• **Task brief**
Could you format everything from the start of the material down through the line containing "- svg-text:6: 6: [228, 999, 234, 1010]" as a JSON list of strings, one string per line, leaving out blank lines?

• **Provided data**
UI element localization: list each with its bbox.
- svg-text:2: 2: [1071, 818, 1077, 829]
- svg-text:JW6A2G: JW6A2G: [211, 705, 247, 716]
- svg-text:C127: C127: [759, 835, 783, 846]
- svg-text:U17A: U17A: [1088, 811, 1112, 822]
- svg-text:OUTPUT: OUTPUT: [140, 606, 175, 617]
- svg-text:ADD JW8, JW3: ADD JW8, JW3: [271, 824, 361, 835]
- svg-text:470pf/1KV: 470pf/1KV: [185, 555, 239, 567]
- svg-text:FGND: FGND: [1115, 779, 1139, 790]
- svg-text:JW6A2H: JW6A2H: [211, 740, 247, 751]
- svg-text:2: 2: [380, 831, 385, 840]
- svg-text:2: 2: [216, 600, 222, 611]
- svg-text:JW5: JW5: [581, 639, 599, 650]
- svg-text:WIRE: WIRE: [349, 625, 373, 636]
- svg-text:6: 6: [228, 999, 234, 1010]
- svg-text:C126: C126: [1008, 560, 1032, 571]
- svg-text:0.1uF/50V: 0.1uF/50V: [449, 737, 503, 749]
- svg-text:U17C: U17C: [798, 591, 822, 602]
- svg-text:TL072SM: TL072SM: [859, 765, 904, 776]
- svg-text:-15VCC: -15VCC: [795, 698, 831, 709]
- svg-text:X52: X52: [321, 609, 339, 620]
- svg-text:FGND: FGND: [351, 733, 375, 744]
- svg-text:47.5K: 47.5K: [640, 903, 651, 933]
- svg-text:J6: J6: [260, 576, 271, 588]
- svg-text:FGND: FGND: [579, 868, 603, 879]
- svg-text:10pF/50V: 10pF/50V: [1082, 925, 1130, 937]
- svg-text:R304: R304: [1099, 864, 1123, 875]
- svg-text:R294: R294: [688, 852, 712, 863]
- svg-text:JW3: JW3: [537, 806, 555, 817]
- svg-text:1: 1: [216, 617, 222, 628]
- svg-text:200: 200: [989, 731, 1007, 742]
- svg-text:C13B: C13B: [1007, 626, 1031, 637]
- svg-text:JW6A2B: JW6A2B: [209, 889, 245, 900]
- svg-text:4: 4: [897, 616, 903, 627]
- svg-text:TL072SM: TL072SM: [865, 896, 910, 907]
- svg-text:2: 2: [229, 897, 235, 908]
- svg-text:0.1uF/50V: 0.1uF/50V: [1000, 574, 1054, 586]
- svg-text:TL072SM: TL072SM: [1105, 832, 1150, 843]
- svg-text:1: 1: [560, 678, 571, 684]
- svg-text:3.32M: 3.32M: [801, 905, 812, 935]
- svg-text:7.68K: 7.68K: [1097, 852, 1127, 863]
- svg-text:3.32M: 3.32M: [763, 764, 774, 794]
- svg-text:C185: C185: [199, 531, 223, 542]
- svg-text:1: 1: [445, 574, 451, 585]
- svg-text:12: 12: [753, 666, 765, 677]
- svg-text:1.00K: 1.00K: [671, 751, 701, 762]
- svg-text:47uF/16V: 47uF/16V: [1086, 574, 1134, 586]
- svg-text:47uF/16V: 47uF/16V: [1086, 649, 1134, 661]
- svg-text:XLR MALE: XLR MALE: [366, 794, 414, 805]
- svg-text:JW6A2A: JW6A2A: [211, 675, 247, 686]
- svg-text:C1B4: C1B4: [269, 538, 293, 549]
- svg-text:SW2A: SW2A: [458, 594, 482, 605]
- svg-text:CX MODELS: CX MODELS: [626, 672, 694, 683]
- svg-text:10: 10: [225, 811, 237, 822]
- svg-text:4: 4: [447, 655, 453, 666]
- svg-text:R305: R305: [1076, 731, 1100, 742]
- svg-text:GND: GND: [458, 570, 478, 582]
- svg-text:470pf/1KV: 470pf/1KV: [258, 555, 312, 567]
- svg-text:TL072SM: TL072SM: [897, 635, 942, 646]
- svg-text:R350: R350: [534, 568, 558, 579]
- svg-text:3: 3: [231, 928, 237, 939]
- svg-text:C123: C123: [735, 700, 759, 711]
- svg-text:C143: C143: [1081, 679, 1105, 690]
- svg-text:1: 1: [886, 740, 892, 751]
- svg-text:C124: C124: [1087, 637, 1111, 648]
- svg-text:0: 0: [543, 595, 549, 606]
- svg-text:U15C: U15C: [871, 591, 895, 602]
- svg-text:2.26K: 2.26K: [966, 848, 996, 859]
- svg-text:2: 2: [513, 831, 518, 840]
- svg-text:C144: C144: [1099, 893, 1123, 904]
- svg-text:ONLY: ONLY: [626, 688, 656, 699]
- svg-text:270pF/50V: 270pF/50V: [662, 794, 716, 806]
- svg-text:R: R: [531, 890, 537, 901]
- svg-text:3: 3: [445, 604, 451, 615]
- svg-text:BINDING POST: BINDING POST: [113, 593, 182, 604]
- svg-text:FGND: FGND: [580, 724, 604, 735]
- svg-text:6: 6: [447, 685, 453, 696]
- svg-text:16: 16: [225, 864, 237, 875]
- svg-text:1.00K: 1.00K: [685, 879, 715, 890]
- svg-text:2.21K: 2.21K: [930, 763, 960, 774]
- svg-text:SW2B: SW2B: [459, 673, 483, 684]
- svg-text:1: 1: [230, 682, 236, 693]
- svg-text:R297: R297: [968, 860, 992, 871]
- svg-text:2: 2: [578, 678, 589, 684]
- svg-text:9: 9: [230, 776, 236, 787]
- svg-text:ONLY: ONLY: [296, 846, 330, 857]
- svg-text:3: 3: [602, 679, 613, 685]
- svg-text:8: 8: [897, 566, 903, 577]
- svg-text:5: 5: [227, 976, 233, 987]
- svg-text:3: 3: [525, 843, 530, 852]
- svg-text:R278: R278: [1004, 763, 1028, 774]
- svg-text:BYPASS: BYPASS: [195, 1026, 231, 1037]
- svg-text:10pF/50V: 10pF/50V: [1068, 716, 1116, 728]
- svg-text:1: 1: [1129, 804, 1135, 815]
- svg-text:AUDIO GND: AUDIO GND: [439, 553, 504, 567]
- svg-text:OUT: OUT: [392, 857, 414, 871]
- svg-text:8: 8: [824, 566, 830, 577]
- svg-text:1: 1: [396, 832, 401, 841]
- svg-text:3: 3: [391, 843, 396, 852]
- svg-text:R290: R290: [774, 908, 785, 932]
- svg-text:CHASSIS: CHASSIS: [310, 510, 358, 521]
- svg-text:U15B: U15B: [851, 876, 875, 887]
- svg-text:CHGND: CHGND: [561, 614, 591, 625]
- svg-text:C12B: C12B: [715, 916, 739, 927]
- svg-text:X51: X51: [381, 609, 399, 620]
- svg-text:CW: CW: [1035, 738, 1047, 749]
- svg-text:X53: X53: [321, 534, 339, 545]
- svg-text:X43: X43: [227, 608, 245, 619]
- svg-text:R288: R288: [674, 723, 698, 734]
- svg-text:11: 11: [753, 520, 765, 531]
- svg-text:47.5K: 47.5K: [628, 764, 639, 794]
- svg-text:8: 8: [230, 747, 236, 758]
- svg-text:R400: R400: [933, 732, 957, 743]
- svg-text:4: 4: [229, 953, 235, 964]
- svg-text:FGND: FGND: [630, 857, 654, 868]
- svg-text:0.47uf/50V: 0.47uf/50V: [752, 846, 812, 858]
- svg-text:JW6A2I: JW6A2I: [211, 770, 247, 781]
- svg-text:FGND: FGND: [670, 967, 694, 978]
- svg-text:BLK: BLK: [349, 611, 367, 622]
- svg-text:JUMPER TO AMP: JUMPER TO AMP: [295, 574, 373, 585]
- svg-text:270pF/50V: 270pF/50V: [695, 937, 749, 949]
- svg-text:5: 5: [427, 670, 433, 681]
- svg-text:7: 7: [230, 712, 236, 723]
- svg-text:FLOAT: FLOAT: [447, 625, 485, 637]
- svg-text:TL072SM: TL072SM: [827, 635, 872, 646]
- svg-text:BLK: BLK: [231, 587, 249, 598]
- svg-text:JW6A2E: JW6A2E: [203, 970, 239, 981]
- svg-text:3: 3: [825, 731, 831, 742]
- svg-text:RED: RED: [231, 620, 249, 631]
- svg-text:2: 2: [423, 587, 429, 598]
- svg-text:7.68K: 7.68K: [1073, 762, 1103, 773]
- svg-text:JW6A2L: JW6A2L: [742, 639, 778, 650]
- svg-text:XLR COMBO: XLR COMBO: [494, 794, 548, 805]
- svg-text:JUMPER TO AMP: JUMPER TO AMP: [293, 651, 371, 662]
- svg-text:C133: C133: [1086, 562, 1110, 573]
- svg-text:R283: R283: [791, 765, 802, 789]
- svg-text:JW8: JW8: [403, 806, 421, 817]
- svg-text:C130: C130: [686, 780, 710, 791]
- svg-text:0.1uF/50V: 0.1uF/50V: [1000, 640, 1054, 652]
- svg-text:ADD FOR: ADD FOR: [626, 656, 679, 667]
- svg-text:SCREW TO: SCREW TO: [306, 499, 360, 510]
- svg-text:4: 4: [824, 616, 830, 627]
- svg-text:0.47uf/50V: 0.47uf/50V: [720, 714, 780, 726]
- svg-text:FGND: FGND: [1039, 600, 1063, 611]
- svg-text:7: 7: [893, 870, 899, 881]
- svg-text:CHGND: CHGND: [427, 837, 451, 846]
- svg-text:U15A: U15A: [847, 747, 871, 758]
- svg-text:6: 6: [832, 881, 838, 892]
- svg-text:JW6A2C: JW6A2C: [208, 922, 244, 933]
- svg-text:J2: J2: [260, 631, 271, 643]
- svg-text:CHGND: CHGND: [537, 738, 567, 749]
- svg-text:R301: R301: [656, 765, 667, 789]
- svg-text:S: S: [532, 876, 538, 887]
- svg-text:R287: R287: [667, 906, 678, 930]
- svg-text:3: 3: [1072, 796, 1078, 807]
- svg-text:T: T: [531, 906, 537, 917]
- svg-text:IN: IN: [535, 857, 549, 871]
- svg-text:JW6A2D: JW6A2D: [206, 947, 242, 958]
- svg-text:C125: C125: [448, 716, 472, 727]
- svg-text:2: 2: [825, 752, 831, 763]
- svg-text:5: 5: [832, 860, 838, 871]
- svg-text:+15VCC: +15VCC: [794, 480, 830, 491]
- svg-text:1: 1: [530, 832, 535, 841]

• **Answer to the exercise**
[
  "UI element localization: list each with its bbox.",
  "- svg-text:2: 2: [1071, 818, 1077, 829]",
  "- svg-text:JW6A2G: JW6A2G: [211, 705, 247, 716]",
  "- svg-text:C127: C127: [759, 835, 783, 846]",
  "- svg-text:U17A: U17A: [1088, 811, 1112, 822]",
  "- svg-text:OUTPUT: OUTPUT: [140, 606, 175, 617]",
  "- svg-text:ADD JW8, JW3: ADD JW8, JW3: [271, 824, 361, 835]",
  "- svg-text:470pf/1KV: 470pf/1KV: [185, 555, 239, 567]",
  "- svg-text:FGND: FGND: [1115, 779, 1139, 790]",
  "- svg-text:JW6A2H: JW6A2H: [211, 740, 247, 751]",
  "- svg-text:2: 2: [380, 831, 385, 840]",
  "- svg-text:2: 2: [216, 600, 222, 611]",
  "- svg-text:JW5: JW5: [581, 639, 599, 650]",
  "- svg-text:WIRE: WIRE: [349, 625, 373, 636]",
  "- svg-text:6: 6: [228, 999, 234, 1010]"
]